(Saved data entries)
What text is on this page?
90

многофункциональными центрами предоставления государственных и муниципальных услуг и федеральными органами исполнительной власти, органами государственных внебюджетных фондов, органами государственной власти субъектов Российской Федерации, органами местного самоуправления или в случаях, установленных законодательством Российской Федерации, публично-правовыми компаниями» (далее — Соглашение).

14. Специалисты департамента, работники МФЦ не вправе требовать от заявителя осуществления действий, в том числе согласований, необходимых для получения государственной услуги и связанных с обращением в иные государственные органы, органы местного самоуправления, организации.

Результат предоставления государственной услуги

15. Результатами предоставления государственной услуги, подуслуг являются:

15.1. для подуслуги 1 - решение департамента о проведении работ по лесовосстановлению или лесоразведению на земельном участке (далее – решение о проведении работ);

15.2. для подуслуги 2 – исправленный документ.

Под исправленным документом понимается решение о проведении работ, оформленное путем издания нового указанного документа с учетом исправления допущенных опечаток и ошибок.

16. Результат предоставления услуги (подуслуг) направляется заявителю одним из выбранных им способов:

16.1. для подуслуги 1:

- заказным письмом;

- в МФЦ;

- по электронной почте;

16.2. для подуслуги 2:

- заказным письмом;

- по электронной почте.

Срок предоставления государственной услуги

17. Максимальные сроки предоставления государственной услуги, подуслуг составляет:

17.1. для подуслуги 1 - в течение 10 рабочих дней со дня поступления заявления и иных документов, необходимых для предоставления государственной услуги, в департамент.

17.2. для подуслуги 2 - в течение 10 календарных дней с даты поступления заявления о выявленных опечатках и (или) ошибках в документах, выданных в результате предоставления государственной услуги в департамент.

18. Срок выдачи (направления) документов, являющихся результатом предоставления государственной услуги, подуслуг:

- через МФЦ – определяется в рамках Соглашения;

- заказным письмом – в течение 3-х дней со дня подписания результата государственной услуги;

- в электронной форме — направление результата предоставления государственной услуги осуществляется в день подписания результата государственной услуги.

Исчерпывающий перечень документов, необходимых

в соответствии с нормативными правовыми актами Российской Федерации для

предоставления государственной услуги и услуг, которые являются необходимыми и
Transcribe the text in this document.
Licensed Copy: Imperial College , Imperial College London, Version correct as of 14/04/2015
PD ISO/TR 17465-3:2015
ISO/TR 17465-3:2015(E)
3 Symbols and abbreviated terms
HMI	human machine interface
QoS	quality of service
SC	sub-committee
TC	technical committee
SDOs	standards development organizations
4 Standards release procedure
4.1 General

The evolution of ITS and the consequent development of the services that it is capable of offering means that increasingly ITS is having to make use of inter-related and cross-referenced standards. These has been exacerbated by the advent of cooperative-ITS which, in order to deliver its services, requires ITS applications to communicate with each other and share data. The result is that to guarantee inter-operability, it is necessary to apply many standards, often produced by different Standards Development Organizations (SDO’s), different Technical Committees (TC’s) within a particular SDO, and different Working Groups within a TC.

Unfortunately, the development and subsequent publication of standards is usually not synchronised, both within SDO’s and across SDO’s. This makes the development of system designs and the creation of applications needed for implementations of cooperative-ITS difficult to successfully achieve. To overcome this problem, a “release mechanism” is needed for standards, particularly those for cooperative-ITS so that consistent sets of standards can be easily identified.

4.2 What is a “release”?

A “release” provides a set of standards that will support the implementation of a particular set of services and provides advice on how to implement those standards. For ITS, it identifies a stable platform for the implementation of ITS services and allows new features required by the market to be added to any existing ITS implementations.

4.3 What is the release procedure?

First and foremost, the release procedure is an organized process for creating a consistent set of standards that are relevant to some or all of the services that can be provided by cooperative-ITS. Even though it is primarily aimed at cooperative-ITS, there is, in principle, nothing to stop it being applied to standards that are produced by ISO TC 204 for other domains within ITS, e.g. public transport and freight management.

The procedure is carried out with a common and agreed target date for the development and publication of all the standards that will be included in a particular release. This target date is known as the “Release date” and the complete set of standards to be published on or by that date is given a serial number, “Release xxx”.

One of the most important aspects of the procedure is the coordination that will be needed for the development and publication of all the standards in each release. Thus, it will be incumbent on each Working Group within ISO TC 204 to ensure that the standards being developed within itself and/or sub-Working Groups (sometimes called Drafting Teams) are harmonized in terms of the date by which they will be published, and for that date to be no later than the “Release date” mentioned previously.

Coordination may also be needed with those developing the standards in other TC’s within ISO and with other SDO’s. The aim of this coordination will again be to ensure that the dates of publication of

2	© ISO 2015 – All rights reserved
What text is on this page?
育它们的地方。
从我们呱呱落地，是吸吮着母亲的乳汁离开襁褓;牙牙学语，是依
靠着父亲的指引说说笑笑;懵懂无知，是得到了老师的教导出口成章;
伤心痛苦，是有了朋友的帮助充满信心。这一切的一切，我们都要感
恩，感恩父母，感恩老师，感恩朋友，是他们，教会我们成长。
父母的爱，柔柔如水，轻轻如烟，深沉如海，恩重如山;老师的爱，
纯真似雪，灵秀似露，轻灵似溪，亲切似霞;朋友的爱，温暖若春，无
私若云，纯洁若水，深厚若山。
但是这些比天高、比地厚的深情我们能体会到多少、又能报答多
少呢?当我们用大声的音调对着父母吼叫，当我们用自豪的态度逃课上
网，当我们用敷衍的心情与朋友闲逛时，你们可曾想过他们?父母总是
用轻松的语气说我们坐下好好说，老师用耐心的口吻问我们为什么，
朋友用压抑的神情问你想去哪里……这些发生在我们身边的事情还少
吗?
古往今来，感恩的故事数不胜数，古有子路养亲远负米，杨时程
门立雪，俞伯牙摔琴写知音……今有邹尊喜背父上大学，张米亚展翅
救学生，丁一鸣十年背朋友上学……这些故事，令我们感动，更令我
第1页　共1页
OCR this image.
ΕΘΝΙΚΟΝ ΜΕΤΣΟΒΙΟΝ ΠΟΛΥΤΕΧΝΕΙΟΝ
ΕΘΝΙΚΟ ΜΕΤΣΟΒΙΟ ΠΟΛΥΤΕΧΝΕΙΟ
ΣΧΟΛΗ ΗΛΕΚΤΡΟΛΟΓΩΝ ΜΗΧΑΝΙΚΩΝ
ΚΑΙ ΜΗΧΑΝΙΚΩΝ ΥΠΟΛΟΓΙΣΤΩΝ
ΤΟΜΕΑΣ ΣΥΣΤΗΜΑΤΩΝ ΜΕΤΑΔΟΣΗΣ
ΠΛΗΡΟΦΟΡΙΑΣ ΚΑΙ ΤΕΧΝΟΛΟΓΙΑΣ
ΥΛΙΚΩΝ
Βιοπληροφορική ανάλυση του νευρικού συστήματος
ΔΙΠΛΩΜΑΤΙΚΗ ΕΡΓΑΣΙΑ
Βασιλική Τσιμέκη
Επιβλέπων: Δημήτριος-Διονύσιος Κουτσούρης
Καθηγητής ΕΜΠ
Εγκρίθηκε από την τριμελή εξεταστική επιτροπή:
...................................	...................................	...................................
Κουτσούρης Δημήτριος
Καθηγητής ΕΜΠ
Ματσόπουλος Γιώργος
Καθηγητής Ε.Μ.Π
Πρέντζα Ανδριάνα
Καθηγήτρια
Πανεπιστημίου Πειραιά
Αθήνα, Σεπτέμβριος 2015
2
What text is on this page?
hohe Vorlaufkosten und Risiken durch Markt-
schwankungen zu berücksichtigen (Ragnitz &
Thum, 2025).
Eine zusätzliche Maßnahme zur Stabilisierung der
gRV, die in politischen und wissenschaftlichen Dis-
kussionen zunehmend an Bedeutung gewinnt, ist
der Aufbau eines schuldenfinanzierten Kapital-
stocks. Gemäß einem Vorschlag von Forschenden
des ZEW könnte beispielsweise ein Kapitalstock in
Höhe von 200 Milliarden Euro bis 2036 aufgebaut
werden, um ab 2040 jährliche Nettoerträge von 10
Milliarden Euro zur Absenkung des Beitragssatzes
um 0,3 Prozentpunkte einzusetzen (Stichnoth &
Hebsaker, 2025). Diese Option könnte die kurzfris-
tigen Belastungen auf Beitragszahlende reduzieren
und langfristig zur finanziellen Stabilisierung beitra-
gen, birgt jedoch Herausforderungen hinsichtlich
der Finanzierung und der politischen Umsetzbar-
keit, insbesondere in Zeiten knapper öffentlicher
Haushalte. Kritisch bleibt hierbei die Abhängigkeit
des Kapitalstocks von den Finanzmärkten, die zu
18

◆ THE EXERCISE: Pick each line holding the word "далее" out of the listing.

◆ OUTPUT OF THE EXERCISE:
многофункциональными центрами предоставления государственных и муниципальных услуг и федеральными органами исполнительной власти, органами государственных внебюджетных фондов, органами государственной власти субъектов Российской Федерации, органами местного самоуправления или в случаях, установленных законодательством Российской Федерации, публично-правовыми компаниями» (далее — Соглашение).
15.1. для подуслуги 1 - решение департамента о проведении работ по лесовосстановлению или лесоразведению на земельном участке (далее – решение о проведении работ);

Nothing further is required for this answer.